## Challenges
1 - Duplicate the lines of the listing, everything from the line containing "24, 602, 28]" down to the line containing "legend-entry: mem cached Now:13.95", with both of those lines included.
2 - Pick up the PyTorch text-preprocessing notebook from where it stops.

## Source document
Mounted at /content/drive


In [3]:
import re
import math
import torch
from pathlib import Path
from torch import nn, Tensor
from torchtext.vocab import vocab
from collections import Counter,OrderedDict
from torch.utils.data import DataLoader

## Text Preprocessing

In [4]:
file_dir = Path('drive/My Drive/assets/AndThenThereWereNone.txt')
with open(file_dir, 'r') as file:
  TEXT = file.read()

In [5]:
def get_tokenizer(sentence):
  tokenized = re.sub(r'[^\w\s]+',' ',sentence.lower())
  return tokenized.split()

In [6]:
counter = Counter(get_tokenizer(TEXT))
sorted_by_freq = sorted(counter.items(),key=lambda x: x[1], reverse=True)
ordered_dict = OrderedDict(sorted_by_freq)

Vocab = vocab(ordered_dict,min_freq=1)    
Vocab.set_default_index(0)

In [7]:
text_pipeline = lambda x: Vocab(get_tokenizer(x))

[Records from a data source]
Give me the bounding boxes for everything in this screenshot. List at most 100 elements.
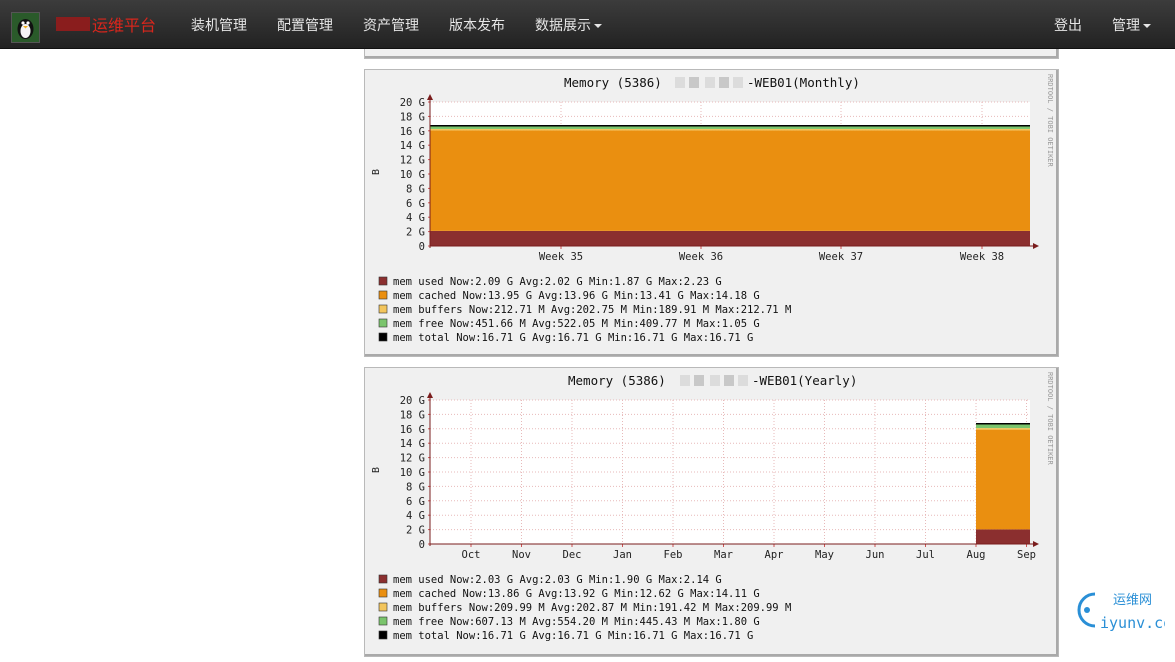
chevron-down-icon	[594, 24, 602, 28]
legend-swatch	[378, 602, 388, 612]
legend-entry: mem free Now:451.66 M Avg:522.05 M Min:4…	[393, 318, 760, 330]
legend-entry: mem cached Now:13.95 G Avg:13.96 G Min:1…	[393, 290, 760, 302]
y-tick-label: 2 G	[406, 227, 425, 239]
legend-name: mem cached	[393, 588, 456, 600]
graph-title-suffix: -WEB01(Yearly)	[752, 373, 857, 388]
x-tick-label: Apr	[765, 549, 784, 561]
y-tick-label: 14 G	[400, 140, 425, 152]
redaction-block	[724, 375, 734, 386]
legend-swatch	[378, 318, 388, 328]
y-tick-label: 0	[419, 241, 425, 253]
graph-title-prefix: Memory (5386)	[564, 75, 662, 90]
x-tick-label: Sep	[1017, 549, 1036, 561]
legend-entry: mem total Now:16.71 G Avg:16.71 G Min:16…	[393, 630, 753, 642]
graph-title-suffix: -WEB01(Monthly)	[747, 75, 860, 90]
y-tick-label: 2 G	[406, 525, 425, 537]
legend-entry: mem free Now:607.13 M Avg:554.20 M Min:4…	[393, 616, 760, 628]
memory-monthly-graph: Memory (5386) -WEB01(Monthly) B RRDTOOL / …	[371, 74, 1054, 344]
memory-yearly-graph: Memory (5386) -WEB01(Yearly) B RRDTOOL / T…	[371, 372, 1054, 642]
legend-stats: Now:13.95 G Avg:13.96 G Min:13.41 G Max:…	[463, 290, 760, 302]
x-tick-label: Week 35	[539, 251, 583, 263]
nav-item-release[interactable]: 版本发布	[449, 15, 505, 35]
x-tick-label: May	[815, 549, 834, 561]
legend-stats: Now:13.86 G Avg:13.92 G Min:12.62 G Max:…	[463, 588, 760, 600]
legend-stats: Now:2.09 G Avg:2.02 G Min:1.87 G Max:2.2…	[450, 276, 722, 288]
y-tick-label: 18 G	[400, 111, 425, 123]
redaction-block	[680, 375, 690, 386]
legend-stats: Now:607.13 M Avg:554.20 M Min:445.43 M M…	[450, 616, 760, 628]
legend-swatch	[378, 630, 388, 640]
y-tick-label: 10 G	[400, 169, 425, 181]
rrdtool-credit: RRDTOOL / TOBI OETIKER	[1046, 74, 1054, 168]
x-tick-label: Week 37	[819, 251, 863, 263]
graph-title: Memory (5386)	[568, 373, 666, 388]
y-tick-label: 8 G	[406, 183, 425, 195]
rrdtool-credit: RRDTOOL / TOBI OETIKER	[1046, 372, 1054, 466]
legend-swatch	[378, 588, 388, 598]
area-mem-buffers	[976, 428, 1030, 430]
brand-logo-redacted	[56, 17, 90, 31]
redaction-block	[705, 77, 715, 88]
legend-swatch	[378, 304, 388, 314]
brand-link[interactable]: 运维平台	[56, 14, 156, 35]
legend-name: mem total	[393, 630, 450, 642]
x-tick-label: Week 38	[960, 251, 1004, 263]
legend-name: mem cached	[393, 290, 456, 302]
area-mem-used	[430, 230, 1030, 246]
nav-item-data-display-label: 数据展示	[535, 18, 591, 34]
legend-entry: mem buffers Now:209.99 M Avg:202.87 M Mi…	[393, 602, 791, 614]
y-axis-arrow-icon	[427, 94, 433, 100]
nav-item-data-display[interactable]: 数据展示	[535, 15, 602, 35]
x-tick-label: Nov	[512, 549, 531, 561]
area-mem-cached	[430, 130, 1030, 231]
legend-entry: mem buffers Now:212.71 M Avg:202.75 M Mi…	[393, 304, 791, 316]
y-tick-label: 18 G	[400, 409, 425, 421]
graph-title: Memory (5386)	[564, 75, 662, 90]
x-tick-label: Week 36	[679, 251, 723, 263]
legend-stats: Now:16.71 G Avg:16.71 G Min:16.71 G Max:…	[456, 630, 753, 642]
x-axis-arrow-icon	[1033, 243, 1039, 249]
legend-swatch	[378, 332, 388, 342]
nav-item-install[interactable]: 装机管理	[191, 15, 247, 35]
graph-panel-yearly: Memory (5386) -WEB01(Yearly) B RRDTOOL / T…	[364, 367, 1059, 657]
y-tick-label: 14 G	[400, 438, 425, 450]
legend-entry: mem total Now:16.71 G Avg:16.71 G Min:16…	[393, 332, 753, 344]
admin-menu[interactable]: 管理	[1112, 15, 1151, 35]
area-mem-used	[976, 529, 1030, 544]
redaction-block	[689, 77, 699, 88]
logout-link[interactable]: 登出	[1054, 15, 1082, 35]
redacted-hostname	[675, 77, 743, 88]
x-tick-label: Mar	[714, 549, 733, 561]
y-tick-label: 6 G	[406, 198, 425, 210]
x-tick-label: Oct	[462, 549, 481, 561]
y-axis-arrow-icon	[427, 392, 433, 398]
legend-swatch	[378, 290, 388, 300]
redaction-block	[733, 77, 743, 88]
legend-stats: Now:16.71 G Avg:16.71 G Min:16.71 G Max:…	[456, 332, 753, 344]
y-axis-label: B	[371, 467, 382, 473]
penguin-avatar-icon[interactable]	[11, 12, 40, 43]
redaction-block	[710, 375, 720, 386]
legend-entry: mem cached Now:13.86 G Avg:13.92 G Min:1…	[393, 588, 760, 600]
x-tick-label: Jan	[613, 549, 632, 561]
legend-name: mem free	[393, 616, 444, 628]
legend-name: mem buffers	[393, 602, 463, 614]
top-navbar: 运维平台 装机管理 配置管理 资产管理 版本发布 数据展示 登出 管理	[0, 0, 1175, 49]
legend-name: mem used	[393, 276, 444, 288]
y-tick-label: 20 G	[400, 97, 425, 109]
legend-stats: Now:451.66 M Avg:522.05 M Min:409.77 M M…	[450, 318, 760, 330]
graph-title-prefix: Memory (5386)	[568, 373, 666, 388]
redaction-block	[675, 77, 685, 88]
redaction-block	[694, 375, 704, 386]
x-tick-label: Dec	[563, 549, 582, 561]
y-tick-label: 16 G	[400, 126, 425, 138]
legend-swatch	[378, 276, 388, 286]
watermark-brand: 运维网	[1113, 593, 1152, 608]
nav-item-assets[interactable]: 资产管理	[363, 15, 419, 35]
redaction-block	[719, 77, 729, 88]
x-axis-arrow-icon	[1033, 541, 1039, 547]
nav-item-config[interactable]: 配置管理	[277, 15, 333, 35]
y-tick-label: 10 G	[400, 467, 425, 479]
y-tick-label: 4 G	[406, 212, 425, 224]
y-tick-label: 12 G	[400, 155, 425, 167]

## Solved problems
1 -
chevron-down-icon	[594, 24, 602, 28]
legend-swatch	[378, 602, 388, 612]
legend-entry: mem free Now:451.66 M Avg:522.05 M Min:4…	[393, 318, 760, 330]
legend-entry: mem cached Now:13.95 G Avg:13.96 G Min:1…	[393, 290, 760, 302]

2 -
In [8]:
def build_dataset(input:str,seq_length:int,stride:int):
  container = []
  input_encoded = text_pipeline(input)
  device = torch.device('cuda' if torch.cuda.is_available() else 'cpu')
  
  for i in range(0,len(input_encoded)-seq_length,stride):
    data_encoded = input_encoded[i:i+seq_length+1]
    container.append(torch.tensor(data_encoded,device=device,dtype=torch.int64))
  return container

In [9]:
torch.manual_seed(42)

SEQ_LENGTH = 100       
BATCH_SIZE = 32
STRIDE = 64

DATA = build_dataset(TEXT,SEQ_LENGTH,STRIDE)
TRAIN_DL = DataLoader(DATA,batch_size=BATCH_SIZE,drop_last=True,shuffle=True)  

In [10]:
print("Length of TRAIN_DL: ",len(TRAIN_DL))
print("Total no. of tokens: ",len(get_tokenizer(TEXT)))
print("Total no. of unique tokens: ",len(Vocab))

Length of TRAIN_DL:  26
Total no. of tokens:  55200
Total no. of unique tokens:  5304


## Model Definition and Initialization

In [25]:
class LanguageModelling(nn.Module):

  def __init__(self,vocab_size,embed_dim,num_layers,rnn_hidden_dim,tie_weights=False):
    super().__init__()
    self.num_layers = num_layers
    self.rnn_hidden_dim = rnn_hidden_dim
    self.device = torch.device('cuda' if torch.cuda.is_available() else 'cpu')

    self.embedding = nn.Embedding(vocab_size, embed_dim)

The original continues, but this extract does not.